## THE REQUEST
Copy all records verbatim.

[Entries from a dataset]
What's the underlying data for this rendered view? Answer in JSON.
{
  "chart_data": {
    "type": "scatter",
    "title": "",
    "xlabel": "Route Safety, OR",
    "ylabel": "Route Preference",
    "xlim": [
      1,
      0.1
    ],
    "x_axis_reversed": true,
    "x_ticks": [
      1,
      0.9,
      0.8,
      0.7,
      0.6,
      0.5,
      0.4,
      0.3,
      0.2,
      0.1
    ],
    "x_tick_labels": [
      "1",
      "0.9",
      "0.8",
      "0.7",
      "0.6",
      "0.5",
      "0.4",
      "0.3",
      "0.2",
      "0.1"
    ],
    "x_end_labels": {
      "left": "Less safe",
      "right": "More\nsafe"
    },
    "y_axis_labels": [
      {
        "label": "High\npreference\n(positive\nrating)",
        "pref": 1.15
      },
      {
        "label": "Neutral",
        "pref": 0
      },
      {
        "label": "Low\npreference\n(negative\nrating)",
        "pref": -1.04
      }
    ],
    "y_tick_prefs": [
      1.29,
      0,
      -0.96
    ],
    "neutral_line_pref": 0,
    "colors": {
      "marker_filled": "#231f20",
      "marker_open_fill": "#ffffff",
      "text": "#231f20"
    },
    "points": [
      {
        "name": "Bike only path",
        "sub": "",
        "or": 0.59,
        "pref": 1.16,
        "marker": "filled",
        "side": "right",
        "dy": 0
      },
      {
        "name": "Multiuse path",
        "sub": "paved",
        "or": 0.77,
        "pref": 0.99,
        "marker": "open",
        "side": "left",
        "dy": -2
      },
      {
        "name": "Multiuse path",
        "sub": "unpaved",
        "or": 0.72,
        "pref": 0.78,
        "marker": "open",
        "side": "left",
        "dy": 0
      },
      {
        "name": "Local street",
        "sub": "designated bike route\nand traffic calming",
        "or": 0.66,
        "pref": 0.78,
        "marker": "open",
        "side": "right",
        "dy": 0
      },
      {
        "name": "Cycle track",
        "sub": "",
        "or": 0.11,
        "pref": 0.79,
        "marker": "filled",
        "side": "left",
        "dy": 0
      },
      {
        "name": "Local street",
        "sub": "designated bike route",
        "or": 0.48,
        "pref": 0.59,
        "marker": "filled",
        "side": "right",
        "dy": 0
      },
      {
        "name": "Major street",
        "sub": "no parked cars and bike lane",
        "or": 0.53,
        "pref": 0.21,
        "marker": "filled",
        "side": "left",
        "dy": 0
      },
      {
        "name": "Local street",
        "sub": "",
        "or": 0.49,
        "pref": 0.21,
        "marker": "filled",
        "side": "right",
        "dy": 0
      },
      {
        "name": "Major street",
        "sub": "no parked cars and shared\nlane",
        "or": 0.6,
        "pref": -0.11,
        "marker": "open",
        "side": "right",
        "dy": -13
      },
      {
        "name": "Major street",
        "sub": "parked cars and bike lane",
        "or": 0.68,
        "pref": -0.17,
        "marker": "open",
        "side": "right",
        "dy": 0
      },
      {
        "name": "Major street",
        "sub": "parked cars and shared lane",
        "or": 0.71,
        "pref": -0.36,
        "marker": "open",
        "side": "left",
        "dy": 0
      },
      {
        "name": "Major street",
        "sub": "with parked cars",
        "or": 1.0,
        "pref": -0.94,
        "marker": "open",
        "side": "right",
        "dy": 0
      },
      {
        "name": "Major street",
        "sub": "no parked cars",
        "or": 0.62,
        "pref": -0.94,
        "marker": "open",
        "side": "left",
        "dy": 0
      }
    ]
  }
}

## RESULT BELOW
What's the underlying data for this rendered view? Answer in JSON.
{
  "chart_data": {
    "type": "scatter",
    "title": "",
    "xlabel": "Route Safety, OR",
    "ylabel": "Route Preference",
    "xlim": [
      1,
      0.1
    ],
    "x_axis_reversed": true,
    "x_ticks": [
      1,
      0.9,
      0.8,
      0.7,
      0.6,
      0.5,
      0.4,
      0.3,
      0.2,
      0.1
    ],
    "x_tick_labels": [
      "1",
      "0.9",
      "0.8",
      "0.7",
      "0.6",
      "0.5",
      "0.4",
      "0.3",
      "0.2",
      "0.1"
    ],
    "x_end_labels": {
      "left": "Less safe",
      "right": "More\nsafe"
    },
    "y_axis_labels": [
      {
        "label": "High\npreference\n(positive\nrating)",
        "pref": 1.15
      },
      {
        "label": "Neutral",
        "pref": 0
      },
      {
        "label": "Low\npreference\n(negative\nrating)",
        "pref": -1.04
      }
    ],
    "y_tick_prefs": [
      1.29,
      0,
      -0.96
    ],
    "neutral_line_pref": 0,
    "colors": {
      "marker_filled": "#231f20",
      "marker_open_fill": "#ffffff",
      "text": "#231f20"
    },
    "points": [
      {
        "name": "Bike only path",
        "sub": "",
        "or": 0.59,
        "pref": 1.16,
        "marker": "filled",
        "side": "right",
        "dy": 0
      },
      {
        "name": "Multiuse path",
        "sub": "paved",
        "or": 0.77,
        "pref": 0.99,
        "marker": "open",
        "side": "left",
        "dy": -2
      },
      {
        "name": "Multiuse path",
        "sub": "unpaved",
        "or": 0.72,
        "pref": 0.78,
        "marker": "open",
        "side": "left",
        "dy": 0
      },
      {
        "name": "Local street",
        "sub": "designated bike route\nand traffic calming",
        "or": 0.66,
        "pref": 0.78,
        "marker": "open",
        "side": "right",
        "dy": 0
      },
      {
        "name": "Cycle track",
        "sub": "",
        "or": 0.11,
        "pref": 0.79,
        "marker": "filled",
        "side": "left",
        "dy": 0
      },
      {
        "name": "Local street",
        "sub": "designated bike route",
        "or": 0.48,
        "pref": 0.59,
        "marker": "filled",
        "side": "right",
        "dy": 0
      },
      {
        "name": "Major street",
        "sub": "no parked cars and bike lane",
        "or": 0.53,
        "pref": 0.21,
        "marker": "filled",
        "side": "left",
        "dy": 0
      },
      {
        "name": "Local street",
        "sub": "",
        "or": 0.49,
        "pref": 0.21,
        "marker": "filled",
        "side": "right",
        "dy": 0
      },
      {
        "name": "Major street",
        "sub": "no parked cars and shared\nlane",
        "or": 0.6,
        "pref": -0.11,
        "marker": "open",
        "side": "right",
        "dy": -13
      },
      {
        "name": "Major street",
        "sub": "parked cars and bike lane",
        "or": 0.68,
        "pref": -0.17,
        "marker": "open",
        "side": "right",
        "dy": 0
      },
      {
        "name": "Major street",
        "sub": "parked cars and shared lane",
        "or": 0.71,
        "pref": -0.36,
        "marker": "open",
        "side": "left",
        "dy": 0
      },
      {
        "name": "Major street",
        "sub": "with parked cars",
        "or": 1.0,
        "pref": -0.94,
        "marker": "open",
        "side": "right",
        "dy": 0
      },
      {
        "name": "Major street",
        "sub": "no parked cars",
        "or": 0.62,
        "pref": -0.94,
        "marker": "open",
        "side": "left",
        "dy": 0
      }
    ]
  }
}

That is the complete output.